▶ _WHAT THE TASK ASKS_
Go through the entries below and pick out every line with "weer".

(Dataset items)
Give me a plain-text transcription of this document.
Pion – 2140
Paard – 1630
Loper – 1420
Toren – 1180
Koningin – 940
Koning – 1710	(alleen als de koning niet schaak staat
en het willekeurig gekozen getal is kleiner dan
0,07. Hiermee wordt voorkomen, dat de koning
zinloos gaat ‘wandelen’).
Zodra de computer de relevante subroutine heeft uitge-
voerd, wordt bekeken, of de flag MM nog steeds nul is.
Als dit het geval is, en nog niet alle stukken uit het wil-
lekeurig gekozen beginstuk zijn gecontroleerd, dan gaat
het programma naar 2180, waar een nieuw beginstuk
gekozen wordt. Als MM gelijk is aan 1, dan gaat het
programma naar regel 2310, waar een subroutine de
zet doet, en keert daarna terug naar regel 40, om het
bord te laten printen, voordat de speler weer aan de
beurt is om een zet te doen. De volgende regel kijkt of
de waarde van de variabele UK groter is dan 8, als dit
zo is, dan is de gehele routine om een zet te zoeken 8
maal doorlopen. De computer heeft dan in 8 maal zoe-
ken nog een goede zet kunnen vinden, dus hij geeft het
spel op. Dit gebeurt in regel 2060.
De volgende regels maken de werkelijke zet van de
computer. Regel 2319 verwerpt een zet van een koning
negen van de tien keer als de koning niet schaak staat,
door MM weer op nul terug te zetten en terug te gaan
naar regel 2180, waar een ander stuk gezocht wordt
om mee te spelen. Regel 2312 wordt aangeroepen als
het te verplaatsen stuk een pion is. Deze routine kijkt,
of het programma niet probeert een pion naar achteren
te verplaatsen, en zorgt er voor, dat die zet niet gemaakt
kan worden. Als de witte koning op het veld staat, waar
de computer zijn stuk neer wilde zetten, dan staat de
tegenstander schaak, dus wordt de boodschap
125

▶ _FINAL RESULT_
bord te laten printen, voordat de speler weer aan de
door MM weer op nul terug te zetten en terug te gaan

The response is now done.